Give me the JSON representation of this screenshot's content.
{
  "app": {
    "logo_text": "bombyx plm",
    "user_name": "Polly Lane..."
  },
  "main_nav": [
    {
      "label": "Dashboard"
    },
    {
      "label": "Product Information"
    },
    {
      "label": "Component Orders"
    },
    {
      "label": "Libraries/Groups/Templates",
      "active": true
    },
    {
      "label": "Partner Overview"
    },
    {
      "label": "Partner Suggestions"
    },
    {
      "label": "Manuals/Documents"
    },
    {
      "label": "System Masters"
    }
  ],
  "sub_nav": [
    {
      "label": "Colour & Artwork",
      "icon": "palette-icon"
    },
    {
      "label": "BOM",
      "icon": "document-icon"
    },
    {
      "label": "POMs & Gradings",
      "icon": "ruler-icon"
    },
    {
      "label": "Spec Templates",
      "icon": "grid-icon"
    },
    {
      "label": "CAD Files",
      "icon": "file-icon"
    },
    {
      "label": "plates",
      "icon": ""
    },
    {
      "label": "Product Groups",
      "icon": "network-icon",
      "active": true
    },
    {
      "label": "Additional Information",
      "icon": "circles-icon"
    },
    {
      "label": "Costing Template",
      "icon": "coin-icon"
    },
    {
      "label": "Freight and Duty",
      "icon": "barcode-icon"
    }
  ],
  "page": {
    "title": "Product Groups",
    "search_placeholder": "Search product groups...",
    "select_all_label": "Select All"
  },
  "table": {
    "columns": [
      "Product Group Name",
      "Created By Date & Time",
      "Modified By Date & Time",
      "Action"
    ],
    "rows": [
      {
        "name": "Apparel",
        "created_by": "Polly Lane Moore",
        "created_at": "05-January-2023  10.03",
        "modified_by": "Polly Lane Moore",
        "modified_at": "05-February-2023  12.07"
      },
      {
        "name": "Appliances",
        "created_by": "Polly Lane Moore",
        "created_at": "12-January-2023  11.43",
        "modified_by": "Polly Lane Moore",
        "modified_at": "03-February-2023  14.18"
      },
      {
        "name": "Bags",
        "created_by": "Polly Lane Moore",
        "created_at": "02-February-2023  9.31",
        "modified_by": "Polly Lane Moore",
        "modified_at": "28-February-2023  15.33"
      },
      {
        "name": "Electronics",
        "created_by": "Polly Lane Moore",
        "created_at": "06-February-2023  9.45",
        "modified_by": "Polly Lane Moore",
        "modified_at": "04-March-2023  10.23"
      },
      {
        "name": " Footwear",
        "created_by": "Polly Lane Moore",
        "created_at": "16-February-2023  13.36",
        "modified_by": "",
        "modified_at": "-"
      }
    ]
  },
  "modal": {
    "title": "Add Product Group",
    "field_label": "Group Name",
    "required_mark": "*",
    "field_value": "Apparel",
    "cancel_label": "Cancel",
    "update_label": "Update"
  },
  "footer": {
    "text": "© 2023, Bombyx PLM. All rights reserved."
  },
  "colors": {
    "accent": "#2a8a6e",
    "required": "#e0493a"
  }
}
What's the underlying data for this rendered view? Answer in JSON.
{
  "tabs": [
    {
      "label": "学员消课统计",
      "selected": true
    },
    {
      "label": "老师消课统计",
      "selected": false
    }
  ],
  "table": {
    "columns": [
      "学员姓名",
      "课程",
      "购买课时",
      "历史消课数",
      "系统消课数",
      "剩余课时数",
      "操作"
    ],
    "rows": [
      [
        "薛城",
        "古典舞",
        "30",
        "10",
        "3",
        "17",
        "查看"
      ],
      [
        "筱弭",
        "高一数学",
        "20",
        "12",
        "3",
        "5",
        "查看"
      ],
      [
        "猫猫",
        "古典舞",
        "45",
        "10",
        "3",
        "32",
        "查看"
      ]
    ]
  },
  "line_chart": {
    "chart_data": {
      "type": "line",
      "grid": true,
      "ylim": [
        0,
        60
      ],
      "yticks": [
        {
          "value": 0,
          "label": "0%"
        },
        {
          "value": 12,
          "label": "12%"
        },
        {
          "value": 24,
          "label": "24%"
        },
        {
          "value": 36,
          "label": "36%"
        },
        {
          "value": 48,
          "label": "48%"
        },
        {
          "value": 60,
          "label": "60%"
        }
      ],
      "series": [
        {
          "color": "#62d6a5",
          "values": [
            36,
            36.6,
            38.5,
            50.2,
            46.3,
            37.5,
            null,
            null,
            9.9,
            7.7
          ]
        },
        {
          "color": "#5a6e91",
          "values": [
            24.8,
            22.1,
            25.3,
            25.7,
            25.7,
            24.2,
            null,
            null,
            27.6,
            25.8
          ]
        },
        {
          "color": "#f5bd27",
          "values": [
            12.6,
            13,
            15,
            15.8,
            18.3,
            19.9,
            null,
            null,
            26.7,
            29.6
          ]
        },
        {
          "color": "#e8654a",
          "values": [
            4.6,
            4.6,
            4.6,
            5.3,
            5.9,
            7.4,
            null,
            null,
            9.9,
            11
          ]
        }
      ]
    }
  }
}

═══

* **Description of the task**
Repeat the records above exactly, leaving none out.

* **Output for this exercise**
Give me the JSON representation of this screenshot's content.
{
  "app": {
    "logo_text": "bombyx plm",
    "user_name": "Polly Lane..."
  },
  "main_nav": [
    {
      "label": "Dashboard"
    },
    {
      "label": "Product Information"
    },
    {
      "label": "Component Orders"
    },
    {
      "label": "Libraries/Groups/Templates",
      "active": true
    },
    {
      "label": "Partner Overview"
    },
    {
      "label": "Partner Suggestions"
    },
    {
      "label": "Manuals/Documents"
    },
    {
      "label": "System Masters"
    }
  ],
  "sub_nav": [
    {
      "label": "Colour & Artwork",
      "icon": "palette-icon"
    },
    {
      "label": "BOM",
      "icon": "document-icon"
    },
    {
      "label": "POMs & Gradings",
      "icon": "ruler-icon"
    },
    {
      "label": "Spec Templates",
      "icon": "grid-icon"
    },
    {
      "label": "CAD Files",
      "icon": "file-icon"
    },
    {
      "label": "plates",
      "icon": ""
    },
    {
      "label": "Product Groups",
      "icon": "network-icon",
      "active": true
    },
    {
      "label": "Additional Information",
      "icon": "circles-icon"
    },
    {
      "label": "Costing Template",
      "icon": "coin-icon"
    },
    {
      "label": "Freight and Duty",
      "icon": "barcode-icon"
    }
  ],
  "page": {
    "title": "Product Groups",
    "search_placeholder": "Search product groups...",
    "select_all_label": "Select All"
  },
  "table": {
    "columns": [
      "Product Group Name",
      "Created By Date & Time",
      "Modified By Date & Time",
      "Action"
    ],
    "rows": [
      {
        "name": "Apparel",
        "created_by": "Polly Lane Moore",
        "created_at": "05-January-2023  10.03",
        "modified_by": "Polly Lane Moore",
        "modified_at": "05-February-2023  12.07"
      },
      {
        "name": "Appliances",
        "created_by": "Polly Lane Moore",
        "created_at": "12-January-2023  11.43",
        "modified_by": "Polly Lane Moore",
        "modified_at": "03-February-2023  14.18"
      },
      {
        "name": "Bags",
        "created_by": "Polly Lane Moore",
        "created_at": "02-February-2023  9.31",
        "modified_by": "Polly Lane Moore",
        "modified_at": "28-February-2023  15.33"
      },
      {
        "name": "Electronics",
        "created_by": "Polly Lane Moore",
        "created_at": "06-February-2023  9.45",
        "modified_by": "Polly Lane Moore",
        "modified_at": "04-March-2023  10.23"
      },
      {
        "name": " Footwear",
        "created_by": "Polly Lane Moore",
        "created_at": "16-February-2023  13.36",
        "modified_by": "",
        "modified_at": "-"
      }
    ]
  },
  "modal": {
    "title": "Add Product Group",
    "field_label": "Group Name",
    "required_mark": "*",
    "field_value": "Apparel",
    "cancel_label": "Cancel",
    "update_label": "Update"
  },
  "footer": {
    "text": "© 2023, Bombyx PLM. All rights reserved."
  },
  "colors": {
    "accent": "#2a8a6e",
    "required": "#e0493a"
  }
}
What's the underlying data for this rendered view? Answer in JSON.
{
  "tabs": [
    {
      "label": "学员消课统计",
      "selected": true
    },
    {
      "label": "老师消课统计",
      "selected": false
    }
  ],
  "table": {
    "columns": [
      "学员姓名",
      "课程",
      "购买课时",
      "历史消课数",
      "系统消课数",
      "剩余课时数",
      "操作"
    ],
    "rows": [
      [
        "薛城",
        "古典舞",
        "30",
        "10",
        "3",
        "17",
        "查看"
      ],
      [
        "筱弭",
        "高一数学",
        "20",
        "12",
        "3",
        "5",
        "查看"
      ],
      [
        "猫猫",
        "古典舞",
        "45",
        "10",
        "3",
        "32",
        "查看"
      ]
    ]
  },
  "line_chart": {
    "chart_data": {
      "type": "line",
      "grid": true,
      "ylim": [
        0,
        60
      ],
      "yticks": [
        {
          "value": 0,
          "label": "0%"
        },
        {
          "value": 12,
          "label": "12%"
        },
        {
          "value": 24,
          "label": "24%"
        },
        {
          "value": 36,
          "label": "36%"
        },
        {
          "value": 48,
          "label": "48%"
        },
        {
          "value": 60,
          "label": "60%"
        }
      ],
      "series": [
        {
          "color": "#62d6a5",
          "values": [
            36,
            36.6,
            38.5,
            50.2,
            46.3,
            37.5,
            null,
            null,
            9.9,
            7.7
          ]
        },
        {
          "color": "#5a6e91",
          "values": [
            24.8,
            22.1,
            25.3,
            25.7,
            25.7,
            24.2,
            null,
            null,
            27.6,
            25.8
          ]
        },
        {
          "color": "#f5bd27",
          "values": [
            12.6,
            13,
            15,
            15.8,
            18.3,
            19.9,
            null,
            null,
            26.7,
            29.6
          ]
        },
        {
          "color": "#e8654a",
          "values": [
            4.6,
            4.6,
            4.6,
            5.3,
            5.9,
            7.4,
            null,
            null,
            9.9,
            11
          ]
        }
      ]
    }
  }
}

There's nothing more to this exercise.